## Instruction
Copy out each line that has "融资融券" in it.

## Rows
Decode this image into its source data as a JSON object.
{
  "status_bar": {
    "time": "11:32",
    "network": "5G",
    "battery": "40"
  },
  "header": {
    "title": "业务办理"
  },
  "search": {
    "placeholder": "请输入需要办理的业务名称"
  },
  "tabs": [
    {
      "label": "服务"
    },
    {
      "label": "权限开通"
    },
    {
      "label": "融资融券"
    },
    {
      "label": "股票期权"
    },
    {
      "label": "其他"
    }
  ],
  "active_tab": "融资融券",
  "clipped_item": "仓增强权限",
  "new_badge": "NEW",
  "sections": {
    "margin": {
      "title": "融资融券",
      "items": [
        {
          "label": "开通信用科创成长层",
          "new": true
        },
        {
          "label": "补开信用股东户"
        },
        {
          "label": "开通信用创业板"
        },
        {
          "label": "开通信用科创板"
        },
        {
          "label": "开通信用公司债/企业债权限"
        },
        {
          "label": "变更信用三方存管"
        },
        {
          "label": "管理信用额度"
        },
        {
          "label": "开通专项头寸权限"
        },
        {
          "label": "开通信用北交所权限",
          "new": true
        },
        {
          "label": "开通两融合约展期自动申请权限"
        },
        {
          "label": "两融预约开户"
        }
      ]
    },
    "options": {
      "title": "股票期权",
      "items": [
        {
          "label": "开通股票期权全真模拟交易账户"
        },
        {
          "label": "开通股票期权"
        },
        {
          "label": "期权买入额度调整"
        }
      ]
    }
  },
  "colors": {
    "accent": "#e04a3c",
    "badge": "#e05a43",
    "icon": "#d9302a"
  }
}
---
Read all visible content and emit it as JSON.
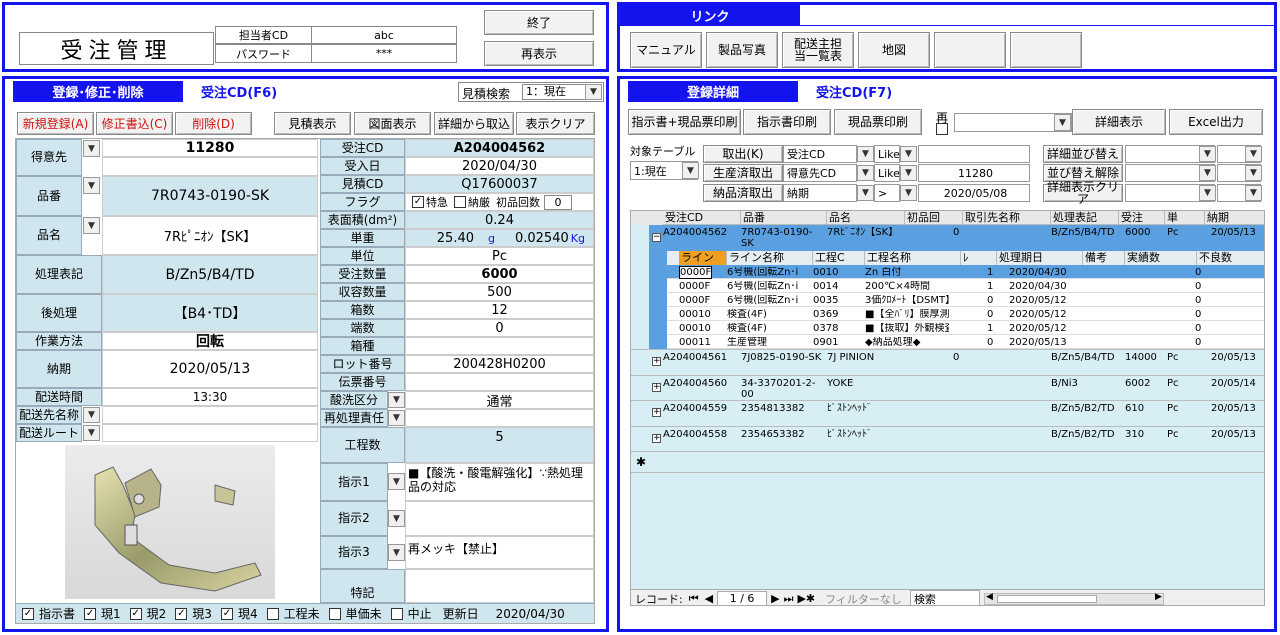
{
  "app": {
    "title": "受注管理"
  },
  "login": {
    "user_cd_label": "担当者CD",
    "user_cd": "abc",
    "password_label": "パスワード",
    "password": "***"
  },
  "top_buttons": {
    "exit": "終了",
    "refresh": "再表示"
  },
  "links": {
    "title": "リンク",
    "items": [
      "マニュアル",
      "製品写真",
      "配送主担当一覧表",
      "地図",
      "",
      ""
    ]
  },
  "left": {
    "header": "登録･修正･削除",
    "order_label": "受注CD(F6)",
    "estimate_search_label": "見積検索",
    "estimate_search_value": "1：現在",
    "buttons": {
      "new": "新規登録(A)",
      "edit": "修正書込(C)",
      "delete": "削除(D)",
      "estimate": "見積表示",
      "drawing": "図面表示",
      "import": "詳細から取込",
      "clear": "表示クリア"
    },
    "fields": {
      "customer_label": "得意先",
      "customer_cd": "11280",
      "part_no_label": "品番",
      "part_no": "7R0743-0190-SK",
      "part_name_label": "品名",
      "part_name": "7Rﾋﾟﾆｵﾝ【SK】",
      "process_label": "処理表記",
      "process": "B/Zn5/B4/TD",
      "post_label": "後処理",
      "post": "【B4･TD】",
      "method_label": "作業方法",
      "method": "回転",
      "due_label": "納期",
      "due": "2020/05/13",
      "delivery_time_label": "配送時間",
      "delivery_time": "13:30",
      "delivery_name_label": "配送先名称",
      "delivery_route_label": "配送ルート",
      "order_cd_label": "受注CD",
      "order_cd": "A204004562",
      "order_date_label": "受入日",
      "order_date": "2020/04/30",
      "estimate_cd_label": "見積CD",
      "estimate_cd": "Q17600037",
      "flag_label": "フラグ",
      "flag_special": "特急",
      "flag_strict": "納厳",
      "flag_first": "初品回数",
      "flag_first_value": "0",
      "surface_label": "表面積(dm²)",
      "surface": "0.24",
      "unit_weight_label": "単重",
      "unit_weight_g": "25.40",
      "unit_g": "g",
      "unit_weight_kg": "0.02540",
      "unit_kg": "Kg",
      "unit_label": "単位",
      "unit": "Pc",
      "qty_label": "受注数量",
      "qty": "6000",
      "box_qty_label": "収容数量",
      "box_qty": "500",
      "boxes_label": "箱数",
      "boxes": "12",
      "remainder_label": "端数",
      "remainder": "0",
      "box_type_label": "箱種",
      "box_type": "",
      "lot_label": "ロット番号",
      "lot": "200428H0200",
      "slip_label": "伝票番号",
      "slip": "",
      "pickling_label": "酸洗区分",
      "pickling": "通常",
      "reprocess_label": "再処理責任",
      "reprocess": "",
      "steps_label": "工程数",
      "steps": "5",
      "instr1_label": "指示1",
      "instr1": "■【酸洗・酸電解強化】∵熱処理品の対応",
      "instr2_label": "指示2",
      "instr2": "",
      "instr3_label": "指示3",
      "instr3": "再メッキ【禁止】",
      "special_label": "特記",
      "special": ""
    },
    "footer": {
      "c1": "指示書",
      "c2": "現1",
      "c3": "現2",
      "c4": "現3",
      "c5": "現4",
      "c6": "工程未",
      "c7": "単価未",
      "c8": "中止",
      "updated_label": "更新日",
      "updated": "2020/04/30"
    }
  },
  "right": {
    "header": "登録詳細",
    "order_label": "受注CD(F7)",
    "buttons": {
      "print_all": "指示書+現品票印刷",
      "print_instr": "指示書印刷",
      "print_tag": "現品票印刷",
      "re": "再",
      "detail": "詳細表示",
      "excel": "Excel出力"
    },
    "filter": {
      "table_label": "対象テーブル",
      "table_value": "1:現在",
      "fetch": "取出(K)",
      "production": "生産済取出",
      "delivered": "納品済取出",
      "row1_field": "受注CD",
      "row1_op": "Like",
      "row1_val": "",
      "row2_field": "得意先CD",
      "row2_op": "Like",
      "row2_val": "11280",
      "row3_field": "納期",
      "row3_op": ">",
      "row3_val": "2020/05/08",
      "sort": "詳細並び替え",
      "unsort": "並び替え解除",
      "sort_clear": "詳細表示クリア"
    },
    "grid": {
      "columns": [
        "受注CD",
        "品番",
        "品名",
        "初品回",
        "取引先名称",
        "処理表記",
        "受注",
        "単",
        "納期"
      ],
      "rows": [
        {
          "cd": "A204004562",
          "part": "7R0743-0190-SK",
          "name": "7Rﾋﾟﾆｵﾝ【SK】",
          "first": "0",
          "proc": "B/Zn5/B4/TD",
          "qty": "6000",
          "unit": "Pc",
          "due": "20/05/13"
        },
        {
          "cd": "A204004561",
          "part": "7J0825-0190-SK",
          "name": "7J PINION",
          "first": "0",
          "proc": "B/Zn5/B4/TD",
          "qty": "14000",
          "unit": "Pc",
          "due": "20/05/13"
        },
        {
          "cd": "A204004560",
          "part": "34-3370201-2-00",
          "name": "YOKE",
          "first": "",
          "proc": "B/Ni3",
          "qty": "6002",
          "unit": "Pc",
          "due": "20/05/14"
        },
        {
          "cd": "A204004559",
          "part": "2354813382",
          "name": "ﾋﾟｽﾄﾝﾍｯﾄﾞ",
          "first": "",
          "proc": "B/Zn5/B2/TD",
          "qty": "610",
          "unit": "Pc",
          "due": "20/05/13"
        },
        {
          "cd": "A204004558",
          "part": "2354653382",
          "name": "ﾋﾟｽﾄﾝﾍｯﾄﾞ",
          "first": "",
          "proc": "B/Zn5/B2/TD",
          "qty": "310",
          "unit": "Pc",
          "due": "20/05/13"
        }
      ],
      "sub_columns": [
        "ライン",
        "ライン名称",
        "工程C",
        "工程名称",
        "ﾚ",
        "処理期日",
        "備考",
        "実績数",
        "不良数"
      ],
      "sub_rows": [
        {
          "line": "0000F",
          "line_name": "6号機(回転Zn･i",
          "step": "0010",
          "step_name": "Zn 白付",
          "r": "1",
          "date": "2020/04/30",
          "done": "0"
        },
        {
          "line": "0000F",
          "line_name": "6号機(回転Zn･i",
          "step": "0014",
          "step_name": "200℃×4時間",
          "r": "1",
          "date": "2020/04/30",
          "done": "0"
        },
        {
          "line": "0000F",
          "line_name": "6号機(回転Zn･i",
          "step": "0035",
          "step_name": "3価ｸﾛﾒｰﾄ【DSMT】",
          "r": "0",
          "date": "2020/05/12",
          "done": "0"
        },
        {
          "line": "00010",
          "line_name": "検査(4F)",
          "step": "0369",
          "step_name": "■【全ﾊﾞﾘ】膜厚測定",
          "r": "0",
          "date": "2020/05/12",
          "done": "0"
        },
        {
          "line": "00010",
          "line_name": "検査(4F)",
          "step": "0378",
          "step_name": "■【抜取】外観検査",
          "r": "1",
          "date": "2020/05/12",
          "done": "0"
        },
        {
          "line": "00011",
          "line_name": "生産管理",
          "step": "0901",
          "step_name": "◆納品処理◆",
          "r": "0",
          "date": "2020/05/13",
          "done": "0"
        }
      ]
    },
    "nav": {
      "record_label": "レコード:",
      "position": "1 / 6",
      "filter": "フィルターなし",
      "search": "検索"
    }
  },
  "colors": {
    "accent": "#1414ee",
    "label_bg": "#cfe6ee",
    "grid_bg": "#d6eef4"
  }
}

## Response to the exercise
      "label": "融资融券"
  "active_tab": "融资融券",
      "title": "融资融券",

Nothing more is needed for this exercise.